Check the listing below line by line and report how many lines hold "content", with no other words.

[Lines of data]

################

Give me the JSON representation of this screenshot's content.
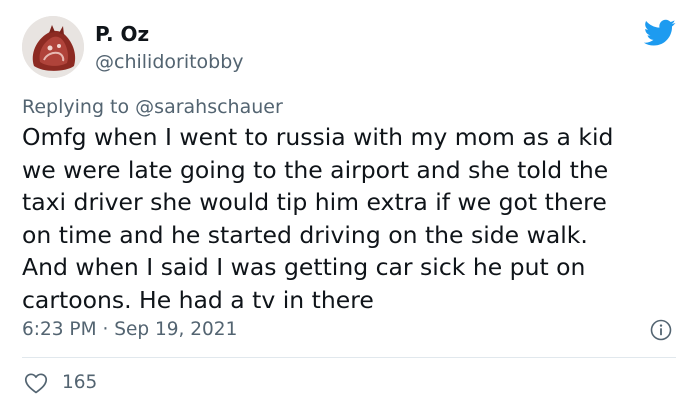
{
  "author": {
    "name": "P. Oz",
    "handle": "@chilidoritobby"
  },
  "reply_context": {
    "prefix": "Replying to",
    "mention": "@sarahschauer"
  },
  "tweet": {
    "lines": [
      "Omfg when I went to russia with my mom as a kid",
      "we were late going to the airport and she told the",
      "taxi driver she would tip him extra if we got there",
      "on time and he started driving on the side walk.",
      "And when I said I was getting car sick he put on",
      "cartoons. He had a tv in there"
    ],
    "time": "6:23 PM",
    "separator": "·",
    "date": "Sep 19, 2021"
  },
  "stats": {
    "likes": "165"
  },
  "icons": {
    "brand": "twitter-bird-icon",
    "info": "info-icon",
    "like": "heart-icon"
  },
  "colors": {
    "brand": "#1d9bf0",
    "text": "#0f1419",
    "secondary": "#536471",
    "divider": "#e1e8ed"
  }
}
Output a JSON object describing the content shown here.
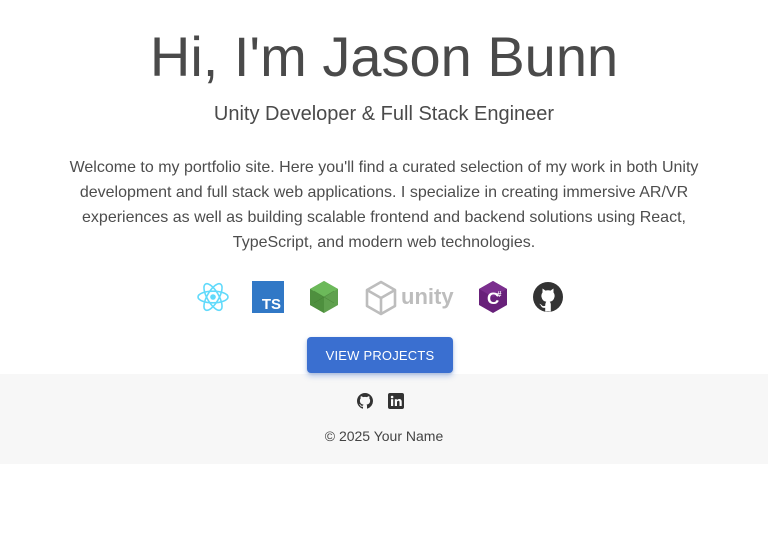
{
  "hero": {
    "title": "Hi, I'm Jason Bunn",
    "subtitle": "Unity Developer & Full Stack Engineer",
    "intro": "Welcome to my portfolio site. Here you'll find a curated selection of my work in both Unity development and full stack web applications. I specialize in creating immersive AR/VR experiences as well as building scalable frontend and backend solutions using React, TypeScript, and modern web technologies.",
    "tech_icons": [
      {
        "icon": "react-icon",
        "color": "#61dafb"
      },
      {
        "icon": "typescript-icon",
        "label": "TS",
        "color": "#3178c6"
      },
      {
        "icon": "nodejs-icon",
        "color": "#5fa04e"
      },
      {
        "icon": "unity-icon",
        "label": "unity",
        "color": "#bdbdbd"
      },
      {
        "icon": "csharp-icon",
        "label": "C#",
        "color": "#68217a"
      },
      {
        "icon": "github-icon",
        "color": "#333333"
      }
    ],
    "cta_label": "View Projects",
    "cta_color": "#3a6fd0"
  },
  "footer": {
    "links": [
      {
        "icon": "github-icon"
      },
      {
        "icon": "linkedin-icon"
      }
    ],
    "copyright": "© 2025 Your Name",
    "background": "#f7f7f7"
  }
}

################

OUTPUT BELOW
2